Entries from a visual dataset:
┄┄┄┄┄┄┄┄┄┄┄┄┄┄┄┄┄┄┄┄

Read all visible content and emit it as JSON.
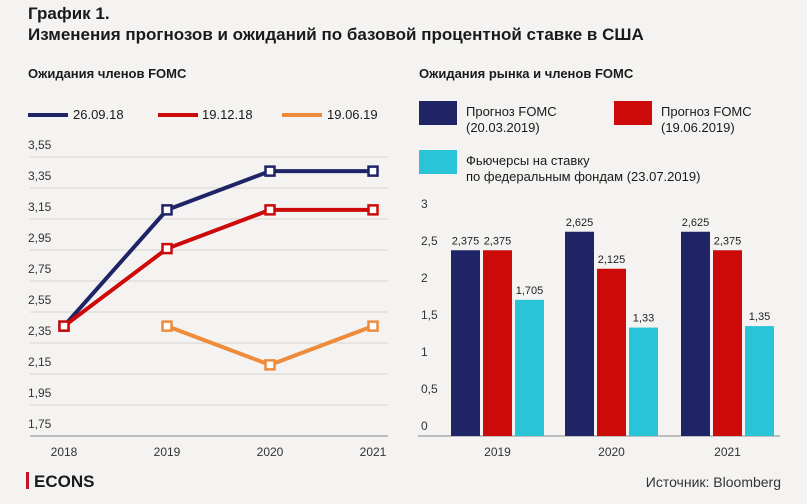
{
  "header": {
    "line1": "График 1.",
    "line2": "Изменения прогнозов и ожиданий по базовой процентной ставке в США"
  },
  "footer": {
    "brand": "ECONS",
    "source": "Источник: Bloomberg"
  },
  "colors": {
    "navy": "#1f2466",
    "red": "#cc0a0a",
    "orange": "#ee8c3c",
    "cyan": "#29c4d8"
  },
  "chart_data": [
    {
      "type": "line",
      "title": "Ожидания членов FOMC",
      "categories": [
        "2018",
        "2019",
        "2020",
        "2021"
      ],
      "y_ticks": [
        "3,55",
        "3,35",
        "3,15",
        "2,95",
        "2,75",
        "2,55",
        "2,35",
        "2,15",
        "1,95",
        "1,75"
      ],
      "ylim": [
        1.75,
        3.55
      ],
      "series": [
        {
          "name": "26.09.18",
          "values": [
            2.375,
            3.125,
            3.375,
            3.375
          ]
        },
        {
          "name": "19.12.18",
          "values": [
            2.375,
            2.875,
            3.125,
            3.125
          ]
        },
        {
          "name": "19.06.19",
          "values": [
            null,
            2.375,
            2.125,
            2.375
          ]
        }
      ]
    },
    {
      "type": "bar",
      "title": "Ожидания рынка и членов FOMC",
      "categories": [
        "2019",
        "2020",
        "2021"
      ],
      "y_ticks": [
        "3",
        "2,5",
        "2",
        "1,5",
        "1",
        "0,5",
        "0"
      ],
      "ylim": [
        0,
        3
      ],
      "series": [
        {
          "name": "Прогноз FOMC",
          "name_line2": "(20.03.2019)",
          "values": [
            2.375,
            2.625,
            2.625
          ],
          "labels": [
            "2,375",
            "2,625",
            "2,625"
          ]
        },
        {
          "name": "Прогноз FOMC",
          "name_line2": "(19.06.2019)",
          "values": [
            2.375,
            2.125,
            2.375
          ],
          "labels": [
            "2,375",
            "2,125",
            "2,375"
          ]
        },
        {
          "name": "Фьючерсы на ставку",
          "name_line2": "по федеральным фондам (23.07.2019)",
          "values": [
            1.705,
            1.33,
            1.35
          ],
          "labels": [
            "1,705",
            "1,33",
            "1,35"
          ]
        }
      ]
    }
  ]
}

┄┄┄┄┄┄┄┄┄┄┄┄┄┄┄┄┄┄┄┄

Copy the records exactly as they appear, excluding images.

Read all visible content and emit it as JSON.
{
  "header": {
    "line1": "График 1.",
    "line2": "Изменения прогнозов и ожиданий по базовой процентной ставке в США"
  },
  "footer": {
    "brand": "ECONS",
    "source": "Источник: Bloomberg"
  },
  "colors": {
    "navy": "#1f2466",
    "red": "#cc0a0a",
    "orange": "#ee8c3c",
    "cyan": "#29c4d8"
  },
  "chart_data": [
    {
      "type": "line",
      "title": "Ожидания членов FOMC",
      "categories": [
        "2018",
        "2019",
        "2020",
        "2021"
      ],
      "y_ticks": [
        "3,55",
        "3,35",
        "3,15",
        "2,95",
        "2,75",
        "2,55",
        "2,35",
        "2,15",
        "1,95",
        "1,75"
      ],
      "ylim": [
        1.75,
        3.55
      ],
      "series": [
        {
          "name": "26.09.18",
          "values": [
            2.375,
            3.125,
            3.375,
            3.375
          ]
        },
        {
          "name": "19.12.18",
          "values": [
            2.375,
            2.875,
            3.125,
            3.125
          ]
        },
        {
          "name": "19.06.19",
          "values": [
            null,
            2.375,
            2.125,
            2.375
          ]
        }
      ]
    },
    {
      "type": "bar",
      "title": "Ожидания рынка и членов FOMC",
      "categories": [
        "2019",
        "2020",
        "2021"
      ],
      "y_ticks": [
        "3",
        "2,5",
        "2",
        "1,5",
        "1",
        "0,5",
        "0"
      ],
      "ylim": [
        0,
        3
      ],
      "series": [
        {
          "name": "Прогноз FOMC",
          "name_line2": "(20.03.2019)",
          "values": [
            2.375,
            2.625,
            2.625
          ],
          "labels": [
            "2,375",
            "2,625",
            "2,625"
          ]
        },
        {
          "name": "Прогноз FOMC",
          "name_line2": "(19.06.2019)",
          "values": [
            2.375,
            2.125,
            2.375
          ],
          "labels": [
            "2,375",
            "2,125",
            "2,375"
          ]
        },
        {
          "name": "Фьючерсы на ставку",
          "name_line2": "по федеральным фондам (23.07.2019)",
          "values": [
            1.705,
            1.33,
            1.35
          ],
          "labels": [
            "1,705",
            "1,33",
            "1,35"
          ]
        }
      ]
    }
  ]
}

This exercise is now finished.